# [Text shown]
#####

Who can run what? Granting "may invoke pods on the Kubernetes MCP" should not require a separate IAM system — the same authorisation primitives that gate playbook execution should gate MCP tool calls.
What's it doing right now? Every MCP call should be visible in the same execution dashboard that shows playbook runs. Same events, same audit trail, same retry semantics.

The answer NoETL converged on: the catalog is the source of truth, and every MCP operation goes through a playbook.

The four phases

flowchart TB
  subgraph "Phase 1: Catalog"
    Mcp[(Mcp resource<br/>kind: Mcp)]
    Playbook[(Lifecycle agents<br/>kind: Playbook)]
  end

  subgraph "Phase 2: Authorisation"
    Auth[check_playbook_access<br/>auth.playbook_permissions]
  end

  subgraph "Phase 3: Lifecycle agents"
    Deploy[deploy / undeploy / restart]
    Status[status / discover]
  end

  subgraph "Phase 4: GUI"

#####

# [Material provided]

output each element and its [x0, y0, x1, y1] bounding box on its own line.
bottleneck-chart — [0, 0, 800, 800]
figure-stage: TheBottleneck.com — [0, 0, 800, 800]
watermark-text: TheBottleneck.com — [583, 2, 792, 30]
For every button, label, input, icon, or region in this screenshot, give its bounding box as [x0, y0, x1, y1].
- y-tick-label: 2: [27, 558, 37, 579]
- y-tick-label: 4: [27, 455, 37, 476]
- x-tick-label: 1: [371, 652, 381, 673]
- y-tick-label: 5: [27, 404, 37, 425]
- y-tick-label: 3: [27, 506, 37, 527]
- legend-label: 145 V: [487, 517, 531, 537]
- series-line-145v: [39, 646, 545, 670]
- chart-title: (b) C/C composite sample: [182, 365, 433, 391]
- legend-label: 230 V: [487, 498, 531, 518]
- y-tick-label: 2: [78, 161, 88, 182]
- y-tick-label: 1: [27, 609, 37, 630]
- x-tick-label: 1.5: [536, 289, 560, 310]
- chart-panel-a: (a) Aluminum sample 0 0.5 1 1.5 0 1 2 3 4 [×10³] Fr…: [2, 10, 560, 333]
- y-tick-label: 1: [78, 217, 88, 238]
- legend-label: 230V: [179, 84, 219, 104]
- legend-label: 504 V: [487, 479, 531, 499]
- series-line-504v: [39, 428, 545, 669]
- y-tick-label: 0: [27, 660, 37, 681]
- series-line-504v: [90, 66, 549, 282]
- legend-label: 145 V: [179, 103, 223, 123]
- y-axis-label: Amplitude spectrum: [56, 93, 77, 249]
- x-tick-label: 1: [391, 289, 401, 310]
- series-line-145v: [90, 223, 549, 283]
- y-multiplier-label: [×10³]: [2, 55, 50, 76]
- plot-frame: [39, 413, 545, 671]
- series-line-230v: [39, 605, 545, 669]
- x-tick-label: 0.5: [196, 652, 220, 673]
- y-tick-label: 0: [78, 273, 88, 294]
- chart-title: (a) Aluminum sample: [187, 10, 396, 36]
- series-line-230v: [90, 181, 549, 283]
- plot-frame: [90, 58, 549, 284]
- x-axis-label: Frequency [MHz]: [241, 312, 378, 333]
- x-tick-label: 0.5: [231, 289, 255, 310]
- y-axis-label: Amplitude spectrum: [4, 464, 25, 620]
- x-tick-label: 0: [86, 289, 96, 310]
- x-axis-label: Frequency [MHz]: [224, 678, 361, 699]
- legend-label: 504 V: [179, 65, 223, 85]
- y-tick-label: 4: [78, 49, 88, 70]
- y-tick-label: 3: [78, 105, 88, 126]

#####

# [Job 1]
According to the NoETL excerpt, what is the source of truth?
# [Job 2]
Please rewrite the NoETL excerpt starting at "Who can run" and ending at "through a playbook.", changing "dashboard" to "console".
The entries aren't used for anything here.

# [Full response 1]
The catalog.

# [Full response 2]
Who can run what? Granting "may invoke pods on the Kubernetes MCP" should not require a separate IAM system — the same authorisation primitives that gate playbook execution should gate MCP tool calls.
What's it doing right now? Every MCP call should be visible in the same execution console that shows playbook runs. Same events, same audit trail, same retry semantics.

The answer NoETL converged on: the catalog is the source of truth, and every MCP operation goes through a playbook.